- _PROBLEM DETAILS_:
From the listing below, extract every line in which the word "caption" appears.
-- start of TASK INPUTS --
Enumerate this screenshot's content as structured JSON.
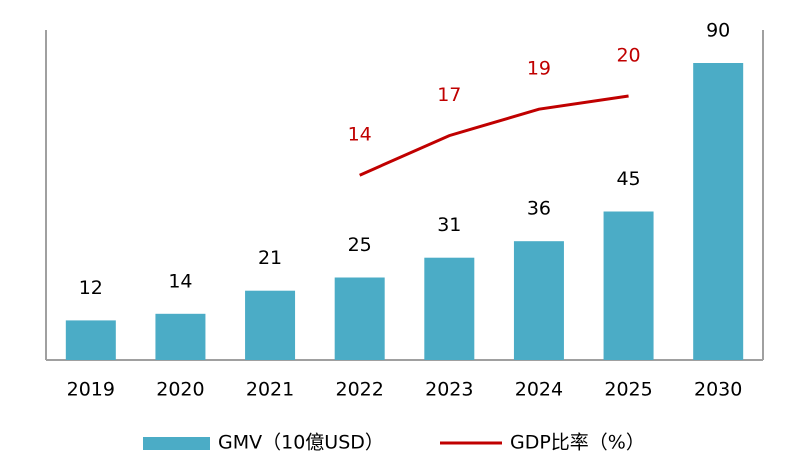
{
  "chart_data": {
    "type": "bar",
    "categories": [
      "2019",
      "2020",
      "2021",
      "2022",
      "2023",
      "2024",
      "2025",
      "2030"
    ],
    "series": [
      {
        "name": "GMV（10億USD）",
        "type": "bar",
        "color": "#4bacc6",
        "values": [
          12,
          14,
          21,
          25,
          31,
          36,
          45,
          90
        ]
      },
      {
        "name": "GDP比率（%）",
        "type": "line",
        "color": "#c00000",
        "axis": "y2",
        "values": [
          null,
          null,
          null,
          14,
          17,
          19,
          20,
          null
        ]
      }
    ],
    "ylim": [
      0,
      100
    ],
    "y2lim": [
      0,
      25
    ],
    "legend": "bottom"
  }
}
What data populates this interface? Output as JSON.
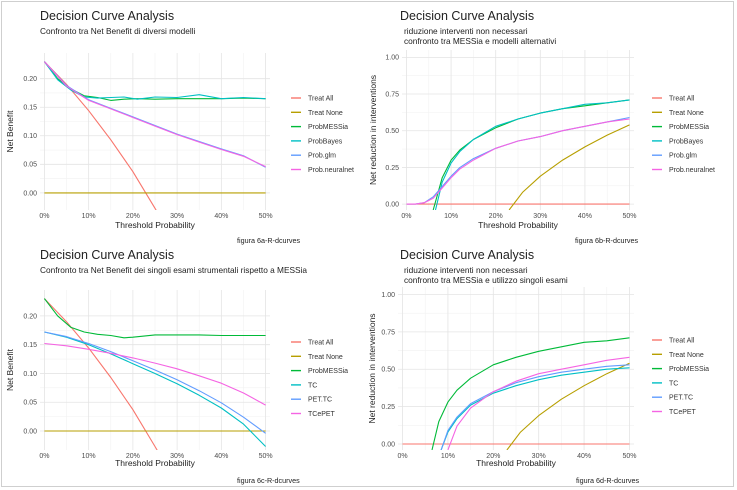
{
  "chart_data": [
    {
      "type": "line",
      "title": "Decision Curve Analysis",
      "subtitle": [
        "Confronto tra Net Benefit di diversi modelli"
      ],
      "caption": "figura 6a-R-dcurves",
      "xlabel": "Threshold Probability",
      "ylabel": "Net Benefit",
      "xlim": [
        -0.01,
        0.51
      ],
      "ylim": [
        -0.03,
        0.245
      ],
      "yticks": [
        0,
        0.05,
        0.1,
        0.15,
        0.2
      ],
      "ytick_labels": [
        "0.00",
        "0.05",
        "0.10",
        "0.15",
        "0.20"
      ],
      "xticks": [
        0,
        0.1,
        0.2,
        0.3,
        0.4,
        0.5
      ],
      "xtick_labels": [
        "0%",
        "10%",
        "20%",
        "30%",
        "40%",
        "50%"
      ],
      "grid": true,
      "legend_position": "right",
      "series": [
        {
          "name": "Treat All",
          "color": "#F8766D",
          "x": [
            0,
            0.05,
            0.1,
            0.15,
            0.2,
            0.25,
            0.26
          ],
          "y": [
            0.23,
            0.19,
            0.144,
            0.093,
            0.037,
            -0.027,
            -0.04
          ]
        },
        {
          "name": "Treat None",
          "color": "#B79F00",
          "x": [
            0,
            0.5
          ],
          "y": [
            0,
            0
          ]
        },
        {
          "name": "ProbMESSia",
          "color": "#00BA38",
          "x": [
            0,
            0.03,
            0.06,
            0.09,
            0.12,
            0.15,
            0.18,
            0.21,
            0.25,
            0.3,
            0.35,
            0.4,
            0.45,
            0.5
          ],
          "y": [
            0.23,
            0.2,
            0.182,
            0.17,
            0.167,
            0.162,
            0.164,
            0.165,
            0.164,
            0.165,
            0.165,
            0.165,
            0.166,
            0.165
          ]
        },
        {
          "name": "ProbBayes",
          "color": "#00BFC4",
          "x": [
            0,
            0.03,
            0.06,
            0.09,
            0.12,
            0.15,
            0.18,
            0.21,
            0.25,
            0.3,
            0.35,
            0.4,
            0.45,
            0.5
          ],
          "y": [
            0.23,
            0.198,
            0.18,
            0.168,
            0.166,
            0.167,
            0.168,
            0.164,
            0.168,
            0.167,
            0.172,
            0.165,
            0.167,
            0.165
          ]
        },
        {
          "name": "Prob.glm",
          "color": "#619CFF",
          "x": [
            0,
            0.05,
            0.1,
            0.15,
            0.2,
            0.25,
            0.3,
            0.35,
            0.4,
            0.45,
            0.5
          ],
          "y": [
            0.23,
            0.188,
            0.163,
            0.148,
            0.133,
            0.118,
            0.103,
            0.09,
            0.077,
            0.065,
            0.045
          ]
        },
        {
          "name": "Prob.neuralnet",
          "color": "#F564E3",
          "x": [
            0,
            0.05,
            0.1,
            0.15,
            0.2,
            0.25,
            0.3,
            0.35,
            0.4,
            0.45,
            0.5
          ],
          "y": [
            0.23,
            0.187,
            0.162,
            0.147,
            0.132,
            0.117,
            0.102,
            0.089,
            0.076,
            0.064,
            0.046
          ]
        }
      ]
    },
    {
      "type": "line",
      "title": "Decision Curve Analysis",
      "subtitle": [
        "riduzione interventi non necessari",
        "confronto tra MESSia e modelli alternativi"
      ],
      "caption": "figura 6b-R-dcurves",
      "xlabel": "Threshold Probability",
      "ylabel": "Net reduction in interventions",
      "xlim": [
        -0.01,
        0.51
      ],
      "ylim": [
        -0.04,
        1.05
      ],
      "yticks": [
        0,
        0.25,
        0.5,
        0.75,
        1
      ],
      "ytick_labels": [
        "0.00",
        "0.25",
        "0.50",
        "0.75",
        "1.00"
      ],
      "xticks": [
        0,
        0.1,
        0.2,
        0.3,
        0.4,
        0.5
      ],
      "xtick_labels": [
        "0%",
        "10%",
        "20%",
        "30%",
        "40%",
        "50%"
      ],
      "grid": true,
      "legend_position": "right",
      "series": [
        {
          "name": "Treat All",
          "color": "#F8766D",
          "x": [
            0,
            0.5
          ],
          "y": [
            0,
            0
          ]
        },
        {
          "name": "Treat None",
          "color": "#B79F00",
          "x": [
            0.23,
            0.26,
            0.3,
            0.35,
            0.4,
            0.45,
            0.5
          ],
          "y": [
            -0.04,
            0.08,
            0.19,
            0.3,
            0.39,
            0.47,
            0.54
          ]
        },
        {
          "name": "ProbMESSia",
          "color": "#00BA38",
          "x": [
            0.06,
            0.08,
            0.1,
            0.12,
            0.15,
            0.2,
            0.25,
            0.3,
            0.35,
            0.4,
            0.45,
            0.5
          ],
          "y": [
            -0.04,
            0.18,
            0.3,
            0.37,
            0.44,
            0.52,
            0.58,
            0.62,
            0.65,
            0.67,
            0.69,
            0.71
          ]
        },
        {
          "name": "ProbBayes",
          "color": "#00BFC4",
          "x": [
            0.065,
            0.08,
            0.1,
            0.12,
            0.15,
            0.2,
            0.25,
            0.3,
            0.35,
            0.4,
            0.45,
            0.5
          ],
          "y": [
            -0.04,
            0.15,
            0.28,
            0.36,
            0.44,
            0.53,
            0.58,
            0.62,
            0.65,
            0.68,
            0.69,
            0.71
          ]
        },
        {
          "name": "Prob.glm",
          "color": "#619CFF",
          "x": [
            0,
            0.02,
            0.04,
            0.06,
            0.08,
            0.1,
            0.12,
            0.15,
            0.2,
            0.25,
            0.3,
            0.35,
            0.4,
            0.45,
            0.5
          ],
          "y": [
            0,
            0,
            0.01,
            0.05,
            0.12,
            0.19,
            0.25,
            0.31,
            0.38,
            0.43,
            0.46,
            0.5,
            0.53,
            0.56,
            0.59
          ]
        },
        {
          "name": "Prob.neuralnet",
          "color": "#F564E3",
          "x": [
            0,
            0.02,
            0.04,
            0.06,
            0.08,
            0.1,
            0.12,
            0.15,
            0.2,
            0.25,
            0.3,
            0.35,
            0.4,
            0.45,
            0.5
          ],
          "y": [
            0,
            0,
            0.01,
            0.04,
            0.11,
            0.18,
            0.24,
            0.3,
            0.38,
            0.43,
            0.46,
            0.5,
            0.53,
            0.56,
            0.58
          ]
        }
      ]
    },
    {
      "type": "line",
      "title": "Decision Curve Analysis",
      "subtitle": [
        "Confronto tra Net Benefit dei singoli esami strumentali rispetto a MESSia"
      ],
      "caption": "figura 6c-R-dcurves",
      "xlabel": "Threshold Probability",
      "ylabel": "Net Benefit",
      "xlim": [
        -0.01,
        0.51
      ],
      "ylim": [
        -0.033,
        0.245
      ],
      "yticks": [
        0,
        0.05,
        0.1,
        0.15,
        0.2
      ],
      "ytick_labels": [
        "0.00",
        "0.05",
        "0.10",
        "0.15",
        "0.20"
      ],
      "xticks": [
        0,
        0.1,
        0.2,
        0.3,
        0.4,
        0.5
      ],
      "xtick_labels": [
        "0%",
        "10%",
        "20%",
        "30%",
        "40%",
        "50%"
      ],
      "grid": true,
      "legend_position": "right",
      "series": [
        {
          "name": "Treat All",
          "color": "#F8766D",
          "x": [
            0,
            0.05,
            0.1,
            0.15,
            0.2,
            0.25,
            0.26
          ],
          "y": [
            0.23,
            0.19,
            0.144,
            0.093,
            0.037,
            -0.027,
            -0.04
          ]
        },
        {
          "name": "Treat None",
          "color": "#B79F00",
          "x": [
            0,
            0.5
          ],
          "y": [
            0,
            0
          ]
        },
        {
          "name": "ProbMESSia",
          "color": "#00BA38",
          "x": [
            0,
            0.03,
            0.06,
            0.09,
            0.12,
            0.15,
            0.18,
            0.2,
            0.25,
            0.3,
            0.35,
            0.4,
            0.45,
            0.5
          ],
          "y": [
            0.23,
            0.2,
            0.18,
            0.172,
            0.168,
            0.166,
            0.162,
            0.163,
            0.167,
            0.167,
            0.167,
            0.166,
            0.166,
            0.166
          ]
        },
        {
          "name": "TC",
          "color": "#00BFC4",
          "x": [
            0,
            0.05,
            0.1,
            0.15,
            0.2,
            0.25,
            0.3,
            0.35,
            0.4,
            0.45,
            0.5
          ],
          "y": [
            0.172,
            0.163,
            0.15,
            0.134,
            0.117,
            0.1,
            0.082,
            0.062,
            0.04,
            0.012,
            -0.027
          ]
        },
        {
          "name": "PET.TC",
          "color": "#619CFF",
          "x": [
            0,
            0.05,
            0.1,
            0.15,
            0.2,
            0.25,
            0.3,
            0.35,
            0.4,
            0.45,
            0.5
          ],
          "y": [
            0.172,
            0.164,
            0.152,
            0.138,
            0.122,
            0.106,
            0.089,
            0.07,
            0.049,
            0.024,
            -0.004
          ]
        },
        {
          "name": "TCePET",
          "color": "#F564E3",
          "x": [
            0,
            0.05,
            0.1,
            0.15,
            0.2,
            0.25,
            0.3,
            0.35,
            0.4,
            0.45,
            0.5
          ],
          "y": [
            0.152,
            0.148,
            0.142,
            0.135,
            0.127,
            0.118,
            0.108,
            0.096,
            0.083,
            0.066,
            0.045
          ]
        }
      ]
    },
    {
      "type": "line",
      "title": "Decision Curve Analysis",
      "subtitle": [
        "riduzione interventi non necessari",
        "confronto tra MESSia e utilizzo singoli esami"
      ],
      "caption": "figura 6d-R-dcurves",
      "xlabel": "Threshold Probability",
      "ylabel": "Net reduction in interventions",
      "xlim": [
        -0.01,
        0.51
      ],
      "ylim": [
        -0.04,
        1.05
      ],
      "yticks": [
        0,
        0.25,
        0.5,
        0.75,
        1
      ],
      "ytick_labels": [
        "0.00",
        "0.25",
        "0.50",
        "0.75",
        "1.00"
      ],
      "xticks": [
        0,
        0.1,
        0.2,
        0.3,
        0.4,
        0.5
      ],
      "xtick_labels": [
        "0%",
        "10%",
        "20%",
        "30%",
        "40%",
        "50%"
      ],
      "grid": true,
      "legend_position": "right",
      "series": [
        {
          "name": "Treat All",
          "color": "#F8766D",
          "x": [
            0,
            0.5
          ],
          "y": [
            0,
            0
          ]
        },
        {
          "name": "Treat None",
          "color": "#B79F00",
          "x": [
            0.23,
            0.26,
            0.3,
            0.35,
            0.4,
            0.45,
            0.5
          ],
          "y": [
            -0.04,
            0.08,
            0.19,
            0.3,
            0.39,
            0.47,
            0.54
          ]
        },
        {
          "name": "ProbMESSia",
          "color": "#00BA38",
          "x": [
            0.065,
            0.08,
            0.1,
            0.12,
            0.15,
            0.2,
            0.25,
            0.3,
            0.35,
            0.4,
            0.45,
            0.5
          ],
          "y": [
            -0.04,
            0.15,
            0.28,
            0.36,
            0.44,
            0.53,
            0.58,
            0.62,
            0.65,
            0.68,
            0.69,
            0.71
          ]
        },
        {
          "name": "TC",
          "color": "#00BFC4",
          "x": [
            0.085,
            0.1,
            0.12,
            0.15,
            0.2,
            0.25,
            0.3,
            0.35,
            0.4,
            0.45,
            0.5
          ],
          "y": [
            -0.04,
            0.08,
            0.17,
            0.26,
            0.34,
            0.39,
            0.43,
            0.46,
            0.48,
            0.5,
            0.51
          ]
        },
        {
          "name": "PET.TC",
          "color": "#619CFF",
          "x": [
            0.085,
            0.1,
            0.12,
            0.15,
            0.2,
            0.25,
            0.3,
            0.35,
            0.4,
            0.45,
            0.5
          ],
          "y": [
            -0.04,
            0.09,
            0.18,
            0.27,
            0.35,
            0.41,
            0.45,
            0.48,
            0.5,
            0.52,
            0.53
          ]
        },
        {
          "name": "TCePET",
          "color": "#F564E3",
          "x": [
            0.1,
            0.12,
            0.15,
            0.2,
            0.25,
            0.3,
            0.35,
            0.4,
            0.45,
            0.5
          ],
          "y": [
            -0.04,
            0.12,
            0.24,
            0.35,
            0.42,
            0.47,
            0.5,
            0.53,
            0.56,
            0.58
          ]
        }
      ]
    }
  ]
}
-- end of TASK INPUTS --
- _EXERCISE SOLUTION_:
      "caption": "figura 6a-R-dcurves",
      "caption": "figura 6b-R-dcurves",
      "caption": "figura 6c-R-dcurves",
      "caption": "figura 6d-R-dcurves",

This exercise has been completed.